* _Given records_:
## BEGIN

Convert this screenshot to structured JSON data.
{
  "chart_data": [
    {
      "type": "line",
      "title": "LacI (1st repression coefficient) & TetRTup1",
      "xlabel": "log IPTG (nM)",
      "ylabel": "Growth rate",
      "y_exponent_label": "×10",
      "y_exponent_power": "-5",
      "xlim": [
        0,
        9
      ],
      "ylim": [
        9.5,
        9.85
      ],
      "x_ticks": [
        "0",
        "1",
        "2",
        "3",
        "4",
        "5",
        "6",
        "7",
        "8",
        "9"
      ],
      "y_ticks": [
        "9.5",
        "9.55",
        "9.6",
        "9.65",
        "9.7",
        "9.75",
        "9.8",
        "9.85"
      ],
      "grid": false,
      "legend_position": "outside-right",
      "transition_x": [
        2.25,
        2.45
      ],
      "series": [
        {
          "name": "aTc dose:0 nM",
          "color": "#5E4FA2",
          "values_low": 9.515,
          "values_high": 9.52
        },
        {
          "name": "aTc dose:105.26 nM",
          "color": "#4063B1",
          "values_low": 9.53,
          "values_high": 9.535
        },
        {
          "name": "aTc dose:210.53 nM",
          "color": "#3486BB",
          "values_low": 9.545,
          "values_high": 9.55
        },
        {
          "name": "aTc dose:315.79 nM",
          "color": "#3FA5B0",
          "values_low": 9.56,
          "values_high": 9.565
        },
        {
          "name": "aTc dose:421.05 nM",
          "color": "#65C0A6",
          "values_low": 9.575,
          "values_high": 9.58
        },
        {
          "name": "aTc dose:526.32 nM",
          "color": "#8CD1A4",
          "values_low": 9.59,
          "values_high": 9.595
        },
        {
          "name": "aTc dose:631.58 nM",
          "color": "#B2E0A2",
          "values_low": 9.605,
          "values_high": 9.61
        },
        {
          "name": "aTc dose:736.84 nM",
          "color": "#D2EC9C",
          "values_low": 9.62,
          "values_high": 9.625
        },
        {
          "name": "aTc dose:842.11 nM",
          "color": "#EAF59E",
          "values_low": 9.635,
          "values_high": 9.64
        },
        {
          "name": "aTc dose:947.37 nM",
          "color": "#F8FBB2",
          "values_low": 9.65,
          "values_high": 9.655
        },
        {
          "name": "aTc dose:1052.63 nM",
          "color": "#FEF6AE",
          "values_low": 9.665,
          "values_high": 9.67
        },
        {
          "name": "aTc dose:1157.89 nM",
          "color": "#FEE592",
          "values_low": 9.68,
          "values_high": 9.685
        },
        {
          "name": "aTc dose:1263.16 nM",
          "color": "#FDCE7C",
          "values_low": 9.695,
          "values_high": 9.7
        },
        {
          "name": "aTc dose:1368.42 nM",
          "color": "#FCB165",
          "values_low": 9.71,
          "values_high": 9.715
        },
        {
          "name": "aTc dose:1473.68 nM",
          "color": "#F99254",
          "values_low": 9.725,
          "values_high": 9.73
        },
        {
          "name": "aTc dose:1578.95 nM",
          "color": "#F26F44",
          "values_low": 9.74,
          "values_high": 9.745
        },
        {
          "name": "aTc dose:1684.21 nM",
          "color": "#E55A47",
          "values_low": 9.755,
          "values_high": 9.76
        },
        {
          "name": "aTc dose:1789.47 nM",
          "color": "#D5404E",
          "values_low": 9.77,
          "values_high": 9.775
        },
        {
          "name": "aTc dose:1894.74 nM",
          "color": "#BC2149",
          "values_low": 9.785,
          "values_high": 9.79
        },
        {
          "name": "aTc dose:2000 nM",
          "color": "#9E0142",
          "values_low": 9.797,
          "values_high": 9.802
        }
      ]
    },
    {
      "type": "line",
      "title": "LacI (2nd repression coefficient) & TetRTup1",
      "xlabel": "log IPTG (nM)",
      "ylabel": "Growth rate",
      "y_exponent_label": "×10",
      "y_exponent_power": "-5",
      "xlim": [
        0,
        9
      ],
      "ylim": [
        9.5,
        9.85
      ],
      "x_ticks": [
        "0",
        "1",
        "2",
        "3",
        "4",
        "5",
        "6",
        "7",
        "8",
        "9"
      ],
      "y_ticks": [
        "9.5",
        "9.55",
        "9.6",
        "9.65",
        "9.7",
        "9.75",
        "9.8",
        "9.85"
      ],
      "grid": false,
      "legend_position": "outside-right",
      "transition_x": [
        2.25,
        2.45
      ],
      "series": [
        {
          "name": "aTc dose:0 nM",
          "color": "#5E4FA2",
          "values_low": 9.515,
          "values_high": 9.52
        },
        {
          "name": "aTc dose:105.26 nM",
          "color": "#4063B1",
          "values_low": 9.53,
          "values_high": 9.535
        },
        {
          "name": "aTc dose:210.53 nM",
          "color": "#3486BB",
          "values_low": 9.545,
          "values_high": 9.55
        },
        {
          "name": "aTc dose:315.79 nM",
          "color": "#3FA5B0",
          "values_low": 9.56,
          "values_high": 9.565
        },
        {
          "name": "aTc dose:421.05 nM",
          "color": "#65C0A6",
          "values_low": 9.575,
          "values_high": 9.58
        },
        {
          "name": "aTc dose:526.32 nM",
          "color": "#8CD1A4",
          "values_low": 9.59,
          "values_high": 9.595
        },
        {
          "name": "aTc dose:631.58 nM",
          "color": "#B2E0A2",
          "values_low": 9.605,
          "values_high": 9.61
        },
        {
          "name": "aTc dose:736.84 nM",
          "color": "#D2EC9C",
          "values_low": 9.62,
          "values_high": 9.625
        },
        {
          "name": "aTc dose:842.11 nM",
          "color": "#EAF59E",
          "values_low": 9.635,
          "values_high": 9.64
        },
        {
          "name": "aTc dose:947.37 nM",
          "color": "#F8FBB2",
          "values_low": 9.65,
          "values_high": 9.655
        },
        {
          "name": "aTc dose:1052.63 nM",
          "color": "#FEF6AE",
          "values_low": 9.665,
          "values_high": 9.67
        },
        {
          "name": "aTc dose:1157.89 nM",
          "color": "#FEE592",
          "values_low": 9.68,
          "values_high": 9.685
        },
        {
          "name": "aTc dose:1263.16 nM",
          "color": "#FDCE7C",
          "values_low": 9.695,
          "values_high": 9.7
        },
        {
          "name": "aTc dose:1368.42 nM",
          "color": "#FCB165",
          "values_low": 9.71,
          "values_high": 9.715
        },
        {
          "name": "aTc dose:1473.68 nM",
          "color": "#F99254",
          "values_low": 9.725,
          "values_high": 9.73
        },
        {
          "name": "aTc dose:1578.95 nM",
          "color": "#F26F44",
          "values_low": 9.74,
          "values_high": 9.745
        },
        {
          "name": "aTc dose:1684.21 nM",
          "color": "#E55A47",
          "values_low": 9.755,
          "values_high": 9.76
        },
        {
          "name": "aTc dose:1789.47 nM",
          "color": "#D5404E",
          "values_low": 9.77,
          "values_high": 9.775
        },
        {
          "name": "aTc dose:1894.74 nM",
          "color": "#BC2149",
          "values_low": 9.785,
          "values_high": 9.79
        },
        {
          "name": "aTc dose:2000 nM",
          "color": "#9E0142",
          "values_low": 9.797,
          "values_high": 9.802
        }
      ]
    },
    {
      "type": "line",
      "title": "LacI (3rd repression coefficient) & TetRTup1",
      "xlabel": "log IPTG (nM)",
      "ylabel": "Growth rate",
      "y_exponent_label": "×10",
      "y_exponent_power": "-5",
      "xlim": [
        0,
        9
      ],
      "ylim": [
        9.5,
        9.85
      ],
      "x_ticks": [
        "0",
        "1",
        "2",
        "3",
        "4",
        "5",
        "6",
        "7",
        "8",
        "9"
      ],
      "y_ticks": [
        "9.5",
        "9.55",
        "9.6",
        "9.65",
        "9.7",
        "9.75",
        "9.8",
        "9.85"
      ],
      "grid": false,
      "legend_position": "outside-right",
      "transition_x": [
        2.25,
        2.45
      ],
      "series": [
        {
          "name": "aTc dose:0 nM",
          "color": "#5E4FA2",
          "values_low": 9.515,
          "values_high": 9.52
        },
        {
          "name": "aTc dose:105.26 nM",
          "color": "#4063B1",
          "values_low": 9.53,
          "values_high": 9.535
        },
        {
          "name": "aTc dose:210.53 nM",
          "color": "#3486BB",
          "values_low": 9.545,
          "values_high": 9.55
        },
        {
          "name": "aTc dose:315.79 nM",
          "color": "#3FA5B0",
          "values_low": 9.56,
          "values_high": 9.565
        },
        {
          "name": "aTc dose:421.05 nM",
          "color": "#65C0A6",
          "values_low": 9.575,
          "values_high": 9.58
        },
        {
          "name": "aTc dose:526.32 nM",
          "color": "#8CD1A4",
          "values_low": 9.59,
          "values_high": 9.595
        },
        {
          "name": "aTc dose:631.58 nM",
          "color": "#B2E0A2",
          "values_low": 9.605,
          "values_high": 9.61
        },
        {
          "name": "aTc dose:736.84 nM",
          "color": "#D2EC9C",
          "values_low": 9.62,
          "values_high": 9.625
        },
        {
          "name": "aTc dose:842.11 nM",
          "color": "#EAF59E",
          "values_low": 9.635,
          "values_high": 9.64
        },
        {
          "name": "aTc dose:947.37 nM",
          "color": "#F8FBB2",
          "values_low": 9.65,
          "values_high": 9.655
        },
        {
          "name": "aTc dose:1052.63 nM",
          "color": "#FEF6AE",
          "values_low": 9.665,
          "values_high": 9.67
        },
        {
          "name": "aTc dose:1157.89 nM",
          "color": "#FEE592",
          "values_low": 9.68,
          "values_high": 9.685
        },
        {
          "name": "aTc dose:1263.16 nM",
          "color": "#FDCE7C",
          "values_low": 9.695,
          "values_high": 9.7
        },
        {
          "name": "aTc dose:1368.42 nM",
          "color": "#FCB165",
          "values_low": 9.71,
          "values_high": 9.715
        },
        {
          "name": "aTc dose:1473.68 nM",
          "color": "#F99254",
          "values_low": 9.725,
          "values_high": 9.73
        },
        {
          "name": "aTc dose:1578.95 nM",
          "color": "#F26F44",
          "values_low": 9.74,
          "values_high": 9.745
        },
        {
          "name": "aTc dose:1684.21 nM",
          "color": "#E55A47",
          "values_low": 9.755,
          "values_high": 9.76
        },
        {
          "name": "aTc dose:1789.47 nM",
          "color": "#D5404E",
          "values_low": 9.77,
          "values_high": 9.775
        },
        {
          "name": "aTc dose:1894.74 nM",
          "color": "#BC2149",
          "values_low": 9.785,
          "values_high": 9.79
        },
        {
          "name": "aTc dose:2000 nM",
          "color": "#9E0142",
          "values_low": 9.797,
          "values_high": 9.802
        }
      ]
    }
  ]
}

## END

* _Exercise objective_:
Track down every line of the material containing the string "LacI", and copy it.

* _Exercise output_:
      "title": "LacI (1st repression coefficient) & TetRTup1",
      "title": "LacI (2nd repression coefficient) & TetRTup1",
      "title": "LacI (3rd repression coefficient) & TetRTup1",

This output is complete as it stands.